- _Exercise brief_
Provide an exact reproduction of every entry.

━━━━━ Records for the task ━━━━━

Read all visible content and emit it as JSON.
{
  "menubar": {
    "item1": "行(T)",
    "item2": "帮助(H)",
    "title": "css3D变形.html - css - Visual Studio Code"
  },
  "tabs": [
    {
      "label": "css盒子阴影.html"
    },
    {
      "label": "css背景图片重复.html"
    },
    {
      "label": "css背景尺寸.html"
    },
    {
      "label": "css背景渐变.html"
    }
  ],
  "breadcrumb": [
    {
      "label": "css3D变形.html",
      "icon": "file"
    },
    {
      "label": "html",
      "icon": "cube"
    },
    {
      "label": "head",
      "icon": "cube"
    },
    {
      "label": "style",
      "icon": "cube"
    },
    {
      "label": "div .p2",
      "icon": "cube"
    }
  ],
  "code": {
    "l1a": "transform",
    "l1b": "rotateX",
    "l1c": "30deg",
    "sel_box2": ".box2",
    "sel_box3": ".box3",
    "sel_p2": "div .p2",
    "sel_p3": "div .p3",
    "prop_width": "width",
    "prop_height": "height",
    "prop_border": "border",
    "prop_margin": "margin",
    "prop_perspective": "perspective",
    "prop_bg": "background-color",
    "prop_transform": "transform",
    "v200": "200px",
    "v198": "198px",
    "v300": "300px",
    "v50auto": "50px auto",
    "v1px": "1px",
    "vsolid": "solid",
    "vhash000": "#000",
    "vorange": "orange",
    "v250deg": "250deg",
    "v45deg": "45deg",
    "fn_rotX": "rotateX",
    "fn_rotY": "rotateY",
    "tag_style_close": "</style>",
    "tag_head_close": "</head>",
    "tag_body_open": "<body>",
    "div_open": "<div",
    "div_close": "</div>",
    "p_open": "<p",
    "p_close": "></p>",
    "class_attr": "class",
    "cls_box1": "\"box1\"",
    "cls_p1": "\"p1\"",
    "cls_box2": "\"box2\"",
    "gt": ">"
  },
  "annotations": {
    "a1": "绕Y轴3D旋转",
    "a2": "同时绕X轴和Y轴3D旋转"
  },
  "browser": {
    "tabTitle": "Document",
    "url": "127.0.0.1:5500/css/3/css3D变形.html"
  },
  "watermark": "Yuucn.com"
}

━━━━━

- _Written solution_
Read all visible content and emit it as JSON.
{
  "menubar": {
    "item1": "行(T)",
    "item2": "帮助(H)",
    "title": "css3D变形.html - css - Visual Studio Code"
  },
  "tabs": [
    {
      "label": "css盒子阴影.html"
    },
    {
      "label": "css背景图片重复.html"
    },
    {
      "label": "css背景尺寸.html"
    },
    {
      "label": "css背景渐变.html"
    }
  ],
  "breadcrumb": [
    {
      "label": "css3D变形.html",
      "icon": "file"
    },
    {
      "label": "html",
      "icon": "cube"
    },
    {
      "label": "head",
      "icon": "cube"
    },
    {
      "label": "style",
      "icon": "cube"
    },
    {
      "label": "div .p2",
      "icon": "cube"
    }
  ],
  "code": {
    "l1a": "transform",
    "l1b": "rotateX",
    "l1c": "30deg",
    "sel_box2": ".box2",
    "sel_box3": ".box3",
    "sel_p2": "div .p2",
    "sel_p3": "div .p3",
    "prop_width": "width",
    "prop_height": "height",
    "prop_border": "border",
    "prop_margin": "margin",
    "prop_perspective": "perspective",
    "prop_bg": "background-color",
    "prop_transform": "transform",
    "v200": "200px",
    "v198": "198px",
    "v300": "300px",
    "v50auto": "50px auto",
    "v1px": "1px",
    "vsolid": "solid",
    "vhash000": "#000",
    "vorange": "orange",
    "v250deg": "250deg",
    "v45deg": "45deg",
    "fn_rotX": "rotateX",
    "fn_rotY": "rotateY",
    "tag_style_close": "</style>",
    "tag_head_close": "</head>",
    "tag_body_open": "<body>",
    "div_open": "<div",
    "div_close": "</div>",
    "p_open": "<p",
    "p_close": "></p>",
    "class_attr": "class",
    "cls_box1": "\"box1\"",
    "cls_p1": "\"p1\"",
    "cls_box2": "\"box2\"",
    "gt": ">"
  },
  "annotations": {
    "a1": "绕Y轴3D旋转",
    "a2": "同时绕X轴和Y轴3D旋转"
  },
  "browser": {
    "tabTitle": "Document",
    "url": "127.0.0.1:5500/css/3/css3D变形.html"
  },
  "watermark": "Yuucn.com"
}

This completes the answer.